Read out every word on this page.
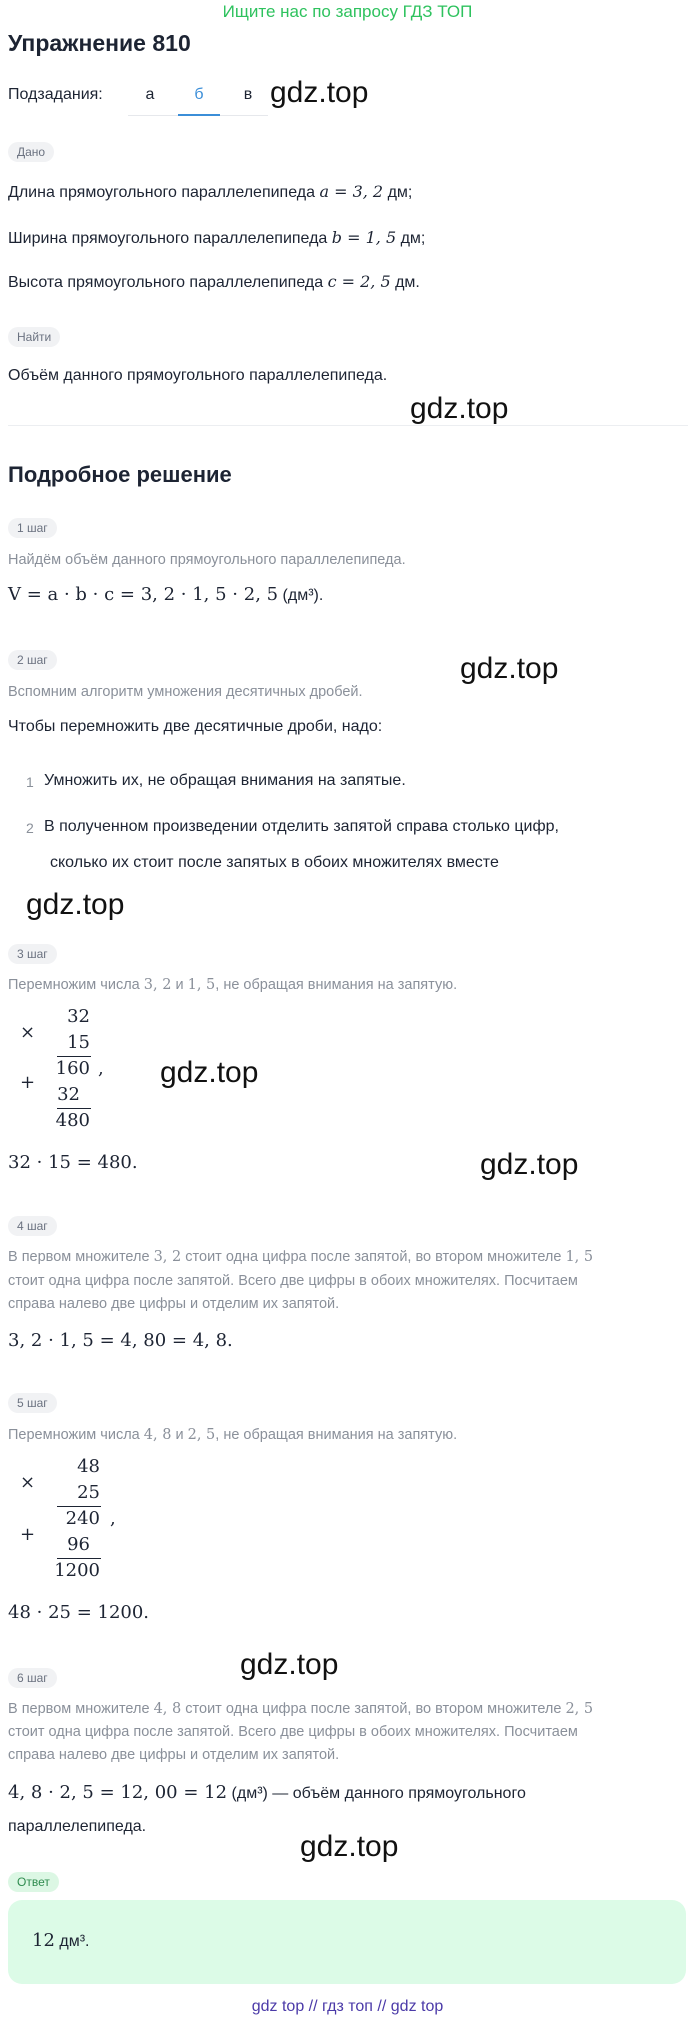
Ищите нас по запросу ГДЗ ТОП
Упражнение 810
Подзадания:	а	б	в gdz.top
Дано
Длина прямоугольного параллелепипеда a = 3, 2 дм;
Ширина прямоугольного параллелепипеда b = 1, 5 дм;
Высота прямоугольного параллелепипеда c = 2, 5 дм.
Найти
Объём данного прямоугольного параллелепипеда.
gdz.top
Подробное решение
1 шаг
Найдём объём данного прямоугольного параллелепипеда.
V = a · b · c = 3, 2 · 1, 5 · 2, 5 (дм³).
2 шаг	gdz.top
Вспомним алгоритм умножения десятичных дробей.
Чтобы перемножить две десятичные дроби, надо:
1 Умножить их, не обращая внимания на запятые.
2 В полученном произведении отделить запятой справа столько цифр,
сколько их стоит после запятых в обоих множителях вместе
gdz.top
3 шаг
Перемножим числа 3, 2 и 1, 5, не обращая внимания на запятую.
×
+
32
15
160
32
480
, gdz.top
32 · 15 = 480.	gdz.top
4 шаг
В первом множителе 3, 2 стоит одна цифра после запятой, во втором множителе 1, 5
стоит одна цифра после запятой. Всего две цифры в обоих множителях. Посчитаем
справа налево две цифры и отделим их запятой.
3, 2 · 1, 5 = 4, 80 = 4, 8.
5 шаг
Перемножим числа 4, 8 и 2, 5, не обращая внимания на запятую.
×
+
48
25
240
96
1200
,
48 · 25 = 1200.
gdz.top
6 шаг
В первом множителе 4, 8 стоит одна цифра после запятой, во втором множителе 2, 5
стоит одна цифра после запятой. Всего две цифры в обоих множителях. Посчитаем
справа налево две цифры и отделим их запятой.
4, 8 · 2, 5 = 12, 00 = 12 (дм³) — объём данного прямоугольного
параллелепипеда.
gdz.top
Ответ
12 дм³.
gdz top // гдз топ // gdz top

○ ○ ○ ○

## Task details
Search the material above for "прямоугольного". Pull out each line where it shows up.

## Output below
Длина прямоугольного параллелепипеда a = 3, 2 дм;
Ширина прямоугольного параллелепипеда b = 1, 5 дм;
Высота прямоугольного параллелепипеда c = 2, 5 дм.
Объём данного прямоугольного параллелепипеда.
Найдём объём данного прямоугольного параллелепипеда.
4, 8 · 2, 5 = 12, 00 = 12 (дм³) — объём данного прямоугольного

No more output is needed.